◆ TASK TO CARRY OUT: Look through the records that follow. Copy every line containing the word "xlabel".

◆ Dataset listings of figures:
# # # # # # #

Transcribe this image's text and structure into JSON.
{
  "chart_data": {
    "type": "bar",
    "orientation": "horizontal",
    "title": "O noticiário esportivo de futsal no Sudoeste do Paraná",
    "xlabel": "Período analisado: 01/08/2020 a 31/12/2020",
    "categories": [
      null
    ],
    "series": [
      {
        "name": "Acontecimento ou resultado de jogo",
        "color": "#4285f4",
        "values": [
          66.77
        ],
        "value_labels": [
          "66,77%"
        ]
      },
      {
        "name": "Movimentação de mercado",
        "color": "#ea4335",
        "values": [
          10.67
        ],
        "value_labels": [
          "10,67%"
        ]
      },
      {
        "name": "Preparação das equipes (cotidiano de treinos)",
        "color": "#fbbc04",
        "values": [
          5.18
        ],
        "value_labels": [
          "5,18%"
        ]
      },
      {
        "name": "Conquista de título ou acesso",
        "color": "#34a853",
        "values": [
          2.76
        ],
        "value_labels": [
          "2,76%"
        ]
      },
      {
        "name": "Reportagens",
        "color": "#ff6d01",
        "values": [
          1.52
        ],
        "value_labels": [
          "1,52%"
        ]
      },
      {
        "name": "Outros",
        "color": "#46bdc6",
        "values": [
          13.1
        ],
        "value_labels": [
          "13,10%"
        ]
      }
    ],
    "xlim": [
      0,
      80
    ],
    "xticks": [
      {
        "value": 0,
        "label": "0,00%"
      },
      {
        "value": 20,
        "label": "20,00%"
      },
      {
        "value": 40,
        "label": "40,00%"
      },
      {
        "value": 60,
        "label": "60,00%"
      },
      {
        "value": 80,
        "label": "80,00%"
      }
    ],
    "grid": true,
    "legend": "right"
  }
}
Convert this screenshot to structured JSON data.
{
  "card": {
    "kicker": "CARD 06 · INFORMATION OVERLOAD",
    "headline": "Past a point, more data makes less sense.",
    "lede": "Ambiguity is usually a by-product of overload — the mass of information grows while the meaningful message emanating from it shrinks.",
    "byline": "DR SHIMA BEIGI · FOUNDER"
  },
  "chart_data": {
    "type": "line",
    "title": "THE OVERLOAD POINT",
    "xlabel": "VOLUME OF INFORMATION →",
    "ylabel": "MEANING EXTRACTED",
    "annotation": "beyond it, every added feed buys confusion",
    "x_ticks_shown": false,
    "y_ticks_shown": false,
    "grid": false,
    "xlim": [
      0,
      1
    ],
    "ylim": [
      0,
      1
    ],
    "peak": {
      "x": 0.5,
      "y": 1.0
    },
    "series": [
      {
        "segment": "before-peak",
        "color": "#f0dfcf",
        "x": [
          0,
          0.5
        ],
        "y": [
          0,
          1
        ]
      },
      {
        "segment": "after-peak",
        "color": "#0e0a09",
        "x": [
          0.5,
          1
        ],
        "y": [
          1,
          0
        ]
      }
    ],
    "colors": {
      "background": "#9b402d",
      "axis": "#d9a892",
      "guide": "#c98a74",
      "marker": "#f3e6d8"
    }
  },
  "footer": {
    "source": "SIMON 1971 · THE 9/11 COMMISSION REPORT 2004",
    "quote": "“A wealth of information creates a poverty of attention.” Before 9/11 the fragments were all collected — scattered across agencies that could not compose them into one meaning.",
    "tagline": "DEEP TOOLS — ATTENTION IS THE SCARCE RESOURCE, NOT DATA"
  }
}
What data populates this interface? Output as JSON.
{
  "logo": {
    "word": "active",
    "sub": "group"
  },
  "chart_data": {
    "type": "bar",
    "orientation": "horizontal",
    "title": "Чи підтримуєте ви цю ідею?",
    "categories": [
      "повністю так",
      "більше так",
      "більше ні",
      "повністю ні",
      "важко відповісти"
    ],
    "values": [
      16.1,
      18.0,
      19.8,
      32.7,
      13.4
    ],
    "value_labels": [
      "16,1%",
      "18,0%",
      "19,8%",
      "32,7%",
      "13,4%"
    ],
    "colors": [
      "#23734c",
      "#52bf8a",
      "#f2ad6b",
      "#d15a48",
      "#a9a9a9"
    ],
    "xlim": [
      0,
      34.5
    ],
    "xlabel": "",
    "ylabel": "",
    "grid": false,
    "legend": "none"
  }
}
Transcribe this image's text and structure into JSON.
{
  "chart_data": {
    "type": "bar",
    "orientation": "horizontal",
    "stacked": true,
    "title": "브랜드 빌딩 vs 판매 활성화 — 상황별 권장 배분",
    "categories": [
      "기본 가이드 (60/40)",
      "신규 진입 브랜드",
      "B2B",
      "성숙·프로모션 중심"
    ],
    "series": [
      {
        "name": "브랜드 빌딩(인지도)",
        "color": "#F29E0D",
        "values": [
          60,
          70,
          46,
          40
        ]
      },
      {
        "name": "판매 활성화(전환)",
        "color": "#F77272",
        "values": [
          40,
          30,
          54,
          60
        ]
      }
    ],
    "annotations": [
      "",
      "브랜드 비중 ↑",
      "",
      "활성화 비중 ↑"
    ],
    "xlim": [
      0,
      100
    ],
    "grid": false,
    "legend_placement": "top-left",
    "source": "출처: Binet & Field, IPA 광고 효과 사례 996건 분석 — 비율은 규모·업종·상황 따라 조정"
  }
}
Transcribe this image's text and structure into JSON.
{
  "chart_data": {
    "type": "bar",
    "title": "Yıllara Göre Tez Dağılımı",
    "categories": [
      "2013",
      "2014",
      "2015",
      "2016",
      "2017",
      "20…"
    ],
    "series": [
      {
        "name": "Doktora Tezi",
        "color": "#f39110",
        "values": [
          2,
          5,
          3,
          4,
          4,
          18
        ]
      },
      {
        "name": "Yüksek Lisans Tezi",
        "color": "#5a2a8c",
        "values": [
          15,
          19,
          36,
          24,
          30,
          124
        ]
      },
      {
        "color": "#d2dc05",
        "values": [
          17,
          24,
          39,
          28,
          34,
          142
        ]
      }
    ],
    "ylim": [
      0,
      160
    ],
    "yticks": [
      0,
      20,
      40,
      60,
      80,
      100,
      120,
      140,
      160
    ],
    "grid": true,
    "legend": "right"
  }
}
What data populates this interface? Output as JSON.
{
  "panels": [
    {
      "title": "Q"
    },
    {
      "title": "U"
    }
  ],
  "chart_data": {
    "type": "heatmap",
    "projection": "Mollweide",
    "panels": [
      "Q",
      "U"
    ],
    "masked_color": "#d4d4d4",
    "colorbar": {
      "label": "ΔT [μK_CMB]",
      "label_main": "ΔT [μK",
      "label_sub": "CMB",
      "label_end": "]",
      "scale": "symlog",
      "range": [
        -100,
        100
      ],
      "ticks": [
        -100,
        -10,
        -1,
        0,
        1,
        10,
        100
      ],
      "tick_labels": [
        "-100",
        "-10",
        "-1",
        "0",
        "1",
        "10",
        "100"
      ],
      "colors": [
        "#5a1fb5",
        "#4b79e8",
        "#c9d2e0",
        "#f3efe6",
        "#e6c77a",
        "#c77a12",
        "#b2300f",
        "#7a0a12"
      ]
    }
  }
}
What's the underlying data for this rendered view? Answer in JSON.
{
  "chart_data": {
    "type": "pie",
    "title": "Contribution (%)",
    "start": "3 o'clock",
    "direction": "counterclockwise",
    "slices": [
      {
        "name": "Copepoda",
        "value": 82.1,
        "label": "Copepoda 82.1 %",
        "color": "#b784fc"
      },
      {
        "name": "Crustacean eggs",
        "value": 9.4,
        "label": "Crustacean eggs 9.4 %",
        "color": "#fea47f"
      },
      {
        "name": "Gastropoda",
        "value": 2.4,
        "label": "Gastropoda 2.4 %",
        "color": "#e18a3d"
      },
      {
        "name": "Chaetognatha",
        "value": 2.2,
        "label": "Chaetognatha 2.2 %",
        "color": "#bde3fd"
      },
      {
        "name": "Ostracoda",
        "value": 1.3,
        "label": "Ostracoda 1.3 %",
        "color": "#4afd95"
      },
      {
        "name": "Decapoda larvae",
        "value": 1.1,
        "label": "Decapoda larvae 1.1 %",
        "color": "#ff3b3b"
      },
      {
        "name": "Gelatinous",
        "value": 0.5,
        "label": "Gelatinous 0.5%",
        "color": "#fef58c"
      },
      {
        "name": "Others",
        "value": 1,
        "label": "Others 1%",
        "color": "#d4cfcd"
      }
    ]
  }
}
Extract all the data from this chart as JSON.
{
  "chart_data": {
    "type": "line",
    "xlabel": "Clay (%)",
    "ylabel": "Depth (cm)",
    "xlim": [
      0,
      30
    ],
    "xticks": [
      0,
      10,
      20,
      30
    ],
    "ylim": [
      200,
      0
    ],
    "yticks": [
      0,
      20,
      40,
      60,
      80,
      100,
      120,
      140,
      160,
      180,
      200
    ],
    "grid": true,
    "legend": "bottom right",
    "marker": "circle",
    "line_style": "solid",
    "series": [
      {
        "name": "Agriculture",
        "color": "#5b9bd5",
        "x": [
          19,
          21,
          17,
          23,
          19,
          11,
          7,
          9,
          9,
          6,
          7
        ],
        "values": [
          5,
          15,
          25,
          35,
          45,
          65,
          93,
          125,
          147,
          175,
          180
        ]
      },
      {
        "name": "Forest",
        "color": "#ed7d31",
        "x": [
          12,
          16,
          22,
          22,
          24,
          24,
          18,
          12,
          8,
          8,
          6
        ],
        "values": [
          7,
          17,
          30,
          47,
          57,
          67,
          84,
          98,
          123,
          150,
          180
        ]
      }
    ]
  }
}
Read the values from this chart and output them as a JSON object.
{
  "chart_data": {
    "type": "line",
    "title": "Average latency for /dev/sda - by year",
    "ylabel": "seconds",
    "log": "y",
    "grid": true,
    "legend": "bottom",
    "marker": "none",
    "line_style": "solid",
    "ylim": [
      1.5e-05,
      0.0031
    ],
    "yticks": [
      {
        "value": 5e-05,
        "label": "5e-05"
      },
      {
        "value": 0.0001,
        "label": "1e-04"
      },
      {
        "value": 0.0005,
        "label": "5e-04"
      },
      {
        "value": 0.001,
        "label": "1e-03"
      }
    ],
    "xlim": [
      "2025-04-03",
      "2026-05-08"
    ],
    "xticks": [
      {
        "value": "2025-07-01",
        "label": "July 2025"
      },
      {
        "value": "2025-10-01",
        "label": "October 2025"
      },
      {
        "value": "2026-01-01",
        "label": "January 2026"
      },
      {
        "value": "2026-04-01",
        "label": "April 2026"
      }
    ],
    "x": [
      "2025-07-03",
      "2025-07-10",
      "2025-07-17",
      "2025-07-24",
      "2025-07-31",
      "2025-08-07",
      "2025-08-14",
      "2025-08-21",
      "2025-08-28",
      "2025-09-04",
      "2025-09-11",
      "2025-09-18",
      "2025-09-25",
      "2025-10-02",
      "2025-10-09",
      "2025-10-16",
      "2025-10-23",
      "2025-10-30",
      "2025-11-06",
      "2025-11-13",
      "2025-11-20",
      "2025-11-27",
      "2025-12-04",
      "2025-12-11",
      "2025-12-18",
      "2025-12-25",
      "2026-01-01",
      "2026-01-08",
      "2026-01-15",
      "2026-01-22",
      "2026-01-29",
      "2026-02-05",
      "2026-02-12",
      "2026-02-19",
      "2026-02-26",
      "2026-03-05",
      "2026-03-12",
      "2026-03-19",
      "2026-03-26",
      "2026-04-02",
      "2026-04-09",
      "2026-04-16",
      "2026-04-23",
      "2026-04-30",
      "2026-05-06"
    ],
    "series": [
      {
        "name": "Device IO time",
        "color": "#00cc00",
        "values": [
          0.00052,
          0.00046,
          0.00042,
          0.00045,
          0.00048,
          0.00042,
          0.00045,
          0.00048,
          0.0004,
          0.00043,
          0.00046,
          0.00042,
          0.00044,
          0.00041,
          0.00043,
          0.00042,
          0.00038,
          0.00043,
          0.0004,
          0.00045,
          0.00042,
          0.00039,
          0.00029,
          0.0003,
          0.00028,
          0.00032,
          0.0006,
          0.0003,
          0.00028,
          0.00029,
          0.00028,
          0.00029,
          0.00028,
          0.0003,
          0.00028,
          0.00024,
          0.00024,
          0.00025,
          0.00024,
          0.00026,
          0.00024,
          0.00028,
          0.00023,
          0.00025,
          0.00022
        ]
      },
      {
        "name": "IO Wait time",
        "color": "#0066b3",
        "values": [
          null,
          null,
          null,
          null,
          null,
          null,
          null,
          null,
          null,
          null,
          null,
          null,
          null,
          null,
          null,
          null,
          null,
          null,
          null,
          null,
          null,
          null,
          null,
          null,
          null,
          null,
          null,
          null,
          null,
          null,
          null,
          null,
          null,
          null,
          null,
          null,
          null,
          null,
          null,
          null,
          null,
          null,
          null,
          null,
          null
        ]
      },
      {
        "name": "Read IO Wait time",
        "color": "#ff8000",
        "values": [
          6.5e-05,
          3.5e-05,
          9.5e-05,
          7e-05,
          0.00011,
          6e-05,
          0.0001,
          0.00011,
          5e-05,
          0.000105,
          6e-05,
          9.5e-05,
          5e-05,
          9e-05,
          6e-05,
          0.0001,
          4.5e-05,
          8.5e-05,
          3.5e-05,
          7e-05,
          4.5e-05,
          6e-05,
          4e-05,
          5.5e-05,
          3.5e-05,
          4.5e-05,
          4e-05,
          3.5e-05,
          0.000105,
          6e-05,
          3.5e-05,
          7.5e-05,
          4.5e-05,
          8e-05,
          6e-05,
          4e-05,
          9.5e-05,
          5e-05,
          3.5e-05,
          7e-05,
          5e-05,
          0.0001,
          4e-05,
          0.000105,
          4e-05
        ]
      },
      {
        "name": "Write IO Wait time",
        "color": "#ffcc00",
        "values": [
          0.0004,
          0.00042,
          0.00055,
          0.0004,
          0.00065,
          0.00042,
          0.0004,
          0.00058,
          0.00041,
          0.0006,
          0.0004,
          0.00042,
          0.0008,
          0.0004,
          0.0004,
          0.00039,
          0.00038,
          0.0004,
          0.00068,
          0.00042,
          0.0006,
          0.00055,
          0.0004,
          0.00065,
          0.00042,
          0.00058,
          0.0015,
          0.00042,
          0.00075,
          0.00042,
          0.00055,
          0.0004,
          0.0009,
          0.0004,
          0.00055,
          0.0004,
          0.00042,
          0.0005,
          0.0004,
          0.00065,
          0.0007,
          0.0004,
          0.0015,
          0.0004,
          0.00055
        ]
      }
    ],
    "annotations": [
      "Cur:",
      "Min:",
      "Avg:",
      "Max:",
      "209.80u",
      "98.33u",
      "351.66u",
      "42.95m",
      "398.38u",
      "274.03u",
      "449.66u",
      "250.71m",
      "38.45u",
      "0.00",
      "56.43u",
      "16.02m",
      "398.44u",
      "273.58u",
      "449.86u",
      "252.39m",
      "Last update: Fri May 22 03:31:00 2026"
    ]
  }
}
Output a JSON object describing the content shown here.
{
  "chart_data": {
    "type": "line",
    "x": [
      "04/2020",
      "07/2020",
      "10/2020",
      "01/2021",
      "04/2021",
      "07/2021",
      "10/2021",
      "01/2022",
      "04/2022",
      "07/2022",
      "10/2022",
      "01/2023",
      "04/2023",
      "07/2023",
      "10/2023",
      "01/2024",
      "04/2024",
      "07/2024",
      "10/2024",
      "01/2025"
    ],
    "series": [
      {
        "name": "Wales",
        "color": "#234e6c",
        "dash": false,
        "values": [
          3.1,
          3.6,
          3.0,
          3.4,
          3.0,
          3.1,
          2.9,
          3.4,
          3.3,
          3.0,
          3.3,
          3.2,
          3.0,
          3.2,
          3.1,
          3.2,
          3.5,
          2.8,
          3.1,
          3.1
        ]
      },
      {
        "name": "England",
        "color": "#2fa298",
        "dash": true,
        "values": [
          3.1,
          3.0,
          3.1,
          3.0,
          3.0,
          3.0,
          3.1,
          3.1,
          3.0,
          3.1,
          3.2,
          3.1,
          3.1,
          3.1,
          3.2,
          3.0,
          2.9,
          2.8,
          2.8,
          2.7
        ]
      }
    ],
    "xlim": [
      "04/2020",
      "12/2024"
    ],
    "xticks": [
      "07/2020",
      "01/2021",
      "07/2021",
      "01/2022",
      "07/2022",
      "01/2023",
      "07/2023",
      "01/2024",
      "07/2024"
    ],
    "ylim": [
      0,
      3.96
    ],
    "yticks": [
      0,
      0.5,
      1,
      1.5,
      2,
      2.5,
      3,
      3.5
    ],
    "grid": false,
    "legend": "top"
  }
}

# # # # # # #

◆ SOLUTION TO THE EXERCISE:
    "xlabel": "Período analisado: 01/08/2020 a 31/12/2020",
    "xlabel": "VOLUME OF INFORMATION →",
    "xlabel": "",
    "xlabel": "Clay (%)",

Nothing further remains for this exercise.